▶

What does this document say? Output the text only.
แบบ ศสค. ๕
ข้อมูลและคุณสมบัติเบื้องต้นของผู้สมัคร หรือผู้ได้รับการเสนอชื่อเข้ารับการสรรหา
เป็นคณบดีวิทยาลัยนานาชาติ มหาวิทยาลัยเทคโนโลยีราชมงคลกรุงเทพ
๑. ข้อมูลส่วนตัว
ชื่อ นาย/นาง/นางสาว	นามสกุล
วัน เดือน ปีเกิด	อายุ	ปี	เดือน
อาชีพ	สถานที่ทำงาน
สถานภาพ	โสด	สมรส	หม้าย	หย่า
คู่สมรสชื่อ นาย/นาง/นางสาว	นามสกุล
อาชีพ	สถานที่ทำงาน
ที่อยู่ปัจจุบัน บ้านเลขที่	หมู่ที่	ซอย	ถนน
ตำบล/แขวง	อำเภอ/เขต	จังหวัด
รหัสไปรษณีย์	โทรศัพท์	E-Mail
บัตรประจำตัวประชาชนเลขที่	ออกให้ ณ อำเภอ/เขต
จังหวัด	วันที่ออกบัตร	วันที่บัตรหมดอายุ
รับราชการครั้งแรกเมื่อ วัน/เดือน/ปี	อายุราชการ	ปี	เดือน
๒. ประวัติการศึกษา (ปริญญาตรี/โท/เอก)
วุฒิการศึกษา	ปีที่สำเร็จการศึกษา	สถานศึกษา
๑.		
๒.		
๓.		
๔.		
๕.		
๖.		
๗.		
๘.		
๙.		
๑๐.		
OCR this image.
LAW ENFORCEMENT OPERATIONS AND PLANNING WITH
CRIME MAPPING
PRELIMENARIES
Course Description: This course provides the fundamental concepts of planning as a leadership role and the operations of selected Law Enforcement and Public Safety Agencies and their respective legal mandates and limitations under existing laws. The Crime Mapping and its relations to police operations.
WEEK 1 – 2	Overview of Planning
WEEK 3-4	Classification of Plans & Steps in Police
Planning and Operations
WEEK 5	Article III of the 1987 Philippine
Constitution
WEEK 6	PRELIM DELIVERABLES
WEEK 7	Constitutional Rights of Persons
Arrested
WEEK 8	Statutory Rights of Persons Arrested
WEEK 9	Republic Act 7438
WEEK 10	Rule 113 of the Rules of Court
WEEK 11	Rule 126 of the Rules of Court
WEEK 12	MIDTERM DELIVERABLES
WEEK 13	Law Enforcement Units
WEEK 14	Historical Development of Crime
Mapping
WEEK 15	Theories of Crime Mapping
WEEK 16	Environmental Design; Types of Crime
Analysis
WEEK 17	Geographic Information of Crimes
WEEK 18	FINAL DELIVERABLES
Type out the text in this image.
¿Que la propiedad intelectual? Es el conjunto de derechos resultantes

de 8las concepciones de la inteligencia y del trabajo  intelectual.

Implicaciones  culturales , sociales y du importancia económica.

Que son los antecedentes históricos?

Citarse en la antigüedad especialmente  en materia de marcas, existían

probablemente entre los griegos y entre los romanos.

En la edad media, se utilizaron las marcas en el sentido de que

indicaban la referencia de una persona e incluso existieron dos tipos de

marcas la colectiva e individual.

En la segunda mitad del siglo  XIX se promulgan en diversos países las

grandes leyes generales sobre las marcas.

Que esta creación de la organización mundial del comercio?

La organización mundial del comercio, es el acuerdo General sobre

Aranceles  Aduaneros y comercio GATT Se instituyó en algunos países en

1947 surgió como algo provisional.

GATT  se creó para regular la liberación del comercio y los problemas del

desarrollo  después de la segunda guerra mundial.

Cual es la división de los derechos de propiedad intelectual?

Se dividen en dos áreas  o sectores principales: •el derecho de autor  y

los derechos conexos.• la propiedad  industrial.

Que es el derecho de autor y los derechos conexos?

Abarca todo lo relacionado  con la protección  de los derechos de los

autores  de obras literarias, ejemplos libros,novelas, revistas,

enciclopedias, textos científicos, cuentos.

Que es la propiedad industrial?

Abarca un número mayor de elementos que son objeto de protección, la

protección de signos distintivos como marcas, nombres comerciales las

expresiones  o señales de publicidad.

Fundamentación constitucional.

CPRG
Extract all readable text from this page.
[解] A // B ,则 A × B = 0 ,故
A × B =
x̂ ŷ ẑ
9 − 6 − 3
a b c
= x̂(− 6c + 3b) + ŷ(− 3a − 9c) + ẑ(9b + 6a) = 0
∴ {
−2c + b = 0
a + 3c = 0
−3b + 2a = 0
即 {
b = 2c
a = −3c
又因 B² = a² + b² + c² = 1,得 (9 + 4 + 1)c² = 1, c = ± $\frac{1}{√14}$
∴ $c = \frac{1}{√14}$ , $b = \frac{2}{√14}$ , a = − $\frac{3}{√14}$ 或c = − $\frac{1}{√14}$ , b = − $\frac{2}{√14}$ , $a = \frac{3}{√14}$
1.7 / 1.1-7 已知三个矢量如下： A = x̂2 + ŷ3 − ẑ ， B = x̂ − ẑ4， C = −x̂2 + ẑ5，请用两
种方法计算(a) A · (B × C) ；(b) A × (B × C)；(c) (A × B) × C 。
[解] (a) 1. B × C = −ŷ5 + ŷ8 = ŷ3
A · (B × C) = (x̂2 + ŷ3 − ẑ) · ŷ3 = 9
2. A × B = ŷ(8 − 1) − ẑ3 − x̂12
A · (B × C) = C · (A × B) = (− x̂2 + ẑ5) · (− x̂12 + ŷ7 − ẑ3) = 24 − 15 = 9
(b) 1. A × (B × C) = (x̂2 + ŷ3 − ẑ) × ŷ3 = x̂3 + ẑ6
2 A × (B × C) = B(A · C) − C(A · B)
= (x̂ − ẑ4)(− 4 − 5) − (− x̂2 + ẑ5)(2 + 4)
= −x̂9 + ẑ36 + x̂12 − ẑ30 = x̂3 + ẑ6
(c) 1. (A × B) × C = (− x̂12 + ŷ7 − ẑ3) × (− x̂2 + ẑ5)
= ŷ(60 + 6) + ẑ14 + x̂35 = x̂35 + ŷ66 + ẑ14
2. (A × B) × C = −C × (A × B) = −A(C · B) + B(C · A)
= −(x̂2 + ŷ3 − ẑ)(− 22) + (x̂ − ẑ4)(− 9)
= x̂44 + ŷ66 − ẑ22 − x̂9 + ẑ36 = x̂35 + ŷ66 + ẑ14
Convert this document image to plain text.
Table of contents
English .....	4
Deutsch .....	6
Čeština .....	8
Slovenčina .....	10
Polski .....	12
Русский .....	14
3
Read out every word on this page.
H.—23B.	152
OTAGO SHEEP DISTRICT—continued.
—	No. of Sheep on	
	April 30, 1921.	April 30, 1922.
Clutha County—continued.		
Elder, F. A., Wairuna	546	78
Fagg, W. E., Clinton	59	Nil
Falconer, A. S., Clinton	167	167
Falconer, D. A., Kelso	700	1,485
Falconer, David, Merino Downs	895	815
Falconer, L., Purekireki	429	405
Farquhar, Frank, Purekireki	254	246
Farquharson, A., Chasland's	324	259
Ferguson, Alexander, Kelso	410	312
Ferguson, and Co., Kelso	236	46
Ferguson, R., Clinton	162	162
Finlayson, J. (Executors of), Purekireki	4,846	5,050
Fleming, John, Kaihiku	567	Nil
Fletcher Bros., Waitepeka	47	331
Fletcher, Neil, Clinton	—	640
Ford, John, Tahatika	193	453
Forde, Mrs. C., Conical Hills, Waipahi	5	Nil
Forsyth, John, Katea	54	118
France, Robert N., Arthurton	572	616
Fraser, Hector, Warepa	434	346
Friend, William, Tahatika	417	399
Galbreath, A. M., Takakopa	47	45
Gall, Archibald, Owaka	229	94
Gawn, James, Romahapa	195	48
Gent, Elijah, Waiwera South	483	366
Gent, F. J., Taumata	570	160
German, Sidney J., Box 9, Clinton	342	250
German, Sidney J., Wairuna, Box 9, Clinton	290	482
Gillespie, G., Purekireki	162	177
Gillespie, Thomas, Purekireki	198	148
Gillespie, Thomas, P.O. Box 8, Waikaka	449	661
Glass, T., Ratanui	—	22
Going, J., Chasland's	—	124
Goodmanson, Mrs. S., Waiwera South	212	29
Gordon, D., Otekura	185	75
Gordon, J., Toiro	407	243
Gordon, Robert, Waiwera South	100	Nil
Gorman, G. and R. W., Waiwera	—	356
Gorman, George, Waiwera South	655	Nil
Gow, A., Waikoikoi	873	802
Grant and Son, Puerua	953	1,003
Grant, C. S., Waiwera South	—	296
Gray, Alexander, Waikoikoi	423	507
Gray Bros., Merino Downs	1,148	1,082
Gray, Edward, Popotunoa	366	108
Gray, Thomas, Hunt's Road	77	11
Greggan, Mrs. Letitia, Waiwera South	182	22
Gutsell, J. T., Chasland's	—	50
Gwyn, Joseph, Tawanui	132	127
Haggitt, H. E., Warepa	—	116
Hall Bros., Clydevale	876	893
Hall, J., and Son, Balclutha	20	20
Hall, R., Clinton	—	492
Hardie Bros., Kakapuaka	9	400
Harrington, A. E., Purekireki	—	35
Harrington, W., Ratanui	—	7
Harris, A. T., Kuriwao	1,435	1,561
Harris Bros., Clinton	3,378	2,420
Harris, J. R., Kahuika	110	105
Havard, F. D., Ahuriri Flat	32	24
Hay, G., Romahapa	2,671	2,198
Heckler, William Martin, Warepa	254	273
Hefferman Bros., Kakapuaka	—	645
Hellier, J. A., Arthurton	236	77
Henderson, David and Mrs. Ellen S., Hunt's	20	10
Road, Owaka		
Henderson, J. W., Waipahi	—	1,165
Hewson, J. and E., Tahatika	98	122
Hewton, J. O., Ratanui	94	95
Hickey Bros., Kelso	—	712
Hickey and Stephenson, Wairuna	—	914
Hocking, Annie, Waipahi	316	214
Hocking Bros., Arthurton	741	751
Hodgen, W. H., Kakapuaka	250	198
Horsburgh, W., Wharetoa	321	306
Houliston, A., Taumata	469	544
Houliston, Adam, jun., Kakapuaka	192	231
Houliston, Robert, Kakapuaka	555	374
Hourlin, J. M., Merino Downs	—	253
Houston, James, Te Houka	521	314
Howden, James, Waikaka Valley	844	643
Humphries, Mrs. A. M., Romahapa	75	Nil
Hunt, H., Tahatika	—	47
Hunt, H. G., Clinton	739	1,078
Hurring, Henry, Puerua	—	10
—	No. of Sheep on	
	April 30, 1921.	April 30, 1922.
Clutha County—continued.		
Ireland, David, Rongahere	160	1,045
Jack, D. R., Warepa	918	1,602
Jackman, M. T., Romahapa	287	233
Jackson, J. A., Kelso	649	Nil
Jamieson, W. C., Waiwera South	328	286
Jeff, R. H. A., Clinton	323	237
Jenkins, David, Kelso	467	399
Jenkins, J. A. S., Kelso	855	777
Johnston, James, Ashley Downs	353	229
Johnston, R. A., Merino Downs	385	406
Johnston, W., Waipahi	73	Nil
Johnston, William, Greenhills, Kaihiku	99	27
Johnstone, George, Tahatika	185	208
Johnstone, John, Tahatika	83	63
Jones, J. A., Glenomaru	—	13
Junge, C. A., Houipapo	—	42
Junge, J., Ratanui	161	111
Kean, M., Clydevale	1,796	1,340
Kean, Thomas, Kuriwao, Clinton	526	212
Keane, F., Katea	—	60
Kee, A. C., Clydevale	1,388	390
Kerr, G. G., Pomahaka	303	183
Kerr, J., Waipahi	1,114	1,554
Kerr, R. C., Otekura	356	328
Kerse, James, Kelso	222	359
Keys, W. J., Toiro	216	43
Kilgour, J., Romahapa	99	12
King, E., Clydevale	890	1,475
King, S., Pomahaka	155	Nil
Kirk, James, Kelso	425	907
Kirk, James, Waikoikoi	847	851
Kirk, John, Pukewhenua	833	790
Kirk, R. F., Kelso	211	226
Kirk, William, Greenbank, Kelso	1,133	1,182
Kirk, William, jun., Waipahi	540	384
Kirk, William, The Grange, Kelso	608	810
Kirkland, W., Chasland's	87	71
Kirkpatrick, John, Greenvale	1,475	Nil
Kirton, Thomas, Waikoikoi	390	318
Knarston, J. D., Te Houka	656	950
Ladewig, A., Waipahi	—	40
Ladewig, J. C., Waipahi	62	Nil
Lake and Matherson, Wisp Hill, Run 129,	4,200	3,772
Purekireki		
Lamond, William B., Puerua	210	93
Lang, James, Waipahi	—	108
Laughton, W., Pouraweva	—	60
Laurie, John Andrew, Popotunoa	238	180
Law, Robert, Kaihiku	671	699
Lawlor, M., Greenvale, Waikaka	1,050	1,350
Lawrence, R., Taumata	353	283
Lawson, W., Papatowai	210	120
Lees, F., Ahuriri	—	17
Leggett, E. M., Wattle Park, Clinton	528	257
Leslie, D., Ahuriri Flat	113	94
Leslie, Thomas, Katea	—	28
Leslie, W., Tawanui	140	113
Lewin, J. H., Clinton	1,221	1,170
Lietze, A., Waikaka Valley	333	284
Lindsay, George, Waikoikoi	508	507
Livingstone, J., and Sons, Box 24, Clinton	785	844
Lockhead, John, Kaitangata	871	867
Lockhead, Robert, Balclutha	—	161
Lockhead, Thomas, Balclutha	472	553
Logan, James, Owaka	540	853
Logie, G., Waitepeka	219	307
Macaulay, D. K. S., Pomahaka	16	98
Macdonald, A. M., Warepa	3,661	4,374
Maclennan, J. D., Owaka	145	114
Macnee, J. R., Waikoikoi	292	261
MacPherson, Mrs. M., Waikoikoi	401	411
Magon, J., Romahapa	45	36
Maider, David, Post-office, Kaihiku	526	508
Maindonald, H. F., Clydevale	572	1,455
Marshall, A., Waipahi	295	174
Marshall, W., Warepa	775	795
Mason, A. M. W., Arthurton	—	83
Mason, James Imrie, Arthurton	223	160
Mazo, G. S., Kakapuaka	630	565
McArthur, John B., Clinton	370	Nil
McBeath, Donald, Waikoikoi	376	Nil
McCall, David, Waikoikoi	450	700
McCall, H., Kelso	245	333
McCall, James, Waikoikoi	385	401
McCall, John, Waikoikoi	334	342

◀

— Your objective —
Which lines hold the word "Merino"? Copy every one of them.

— Solution —
Falconer, David, Merino Downs	895	815
Gray Bros., Merino Downs	1,148	1,082
Hourlin, J. M., Merino Downs	—	253
Johnston, R. A., Merino Downs	385	406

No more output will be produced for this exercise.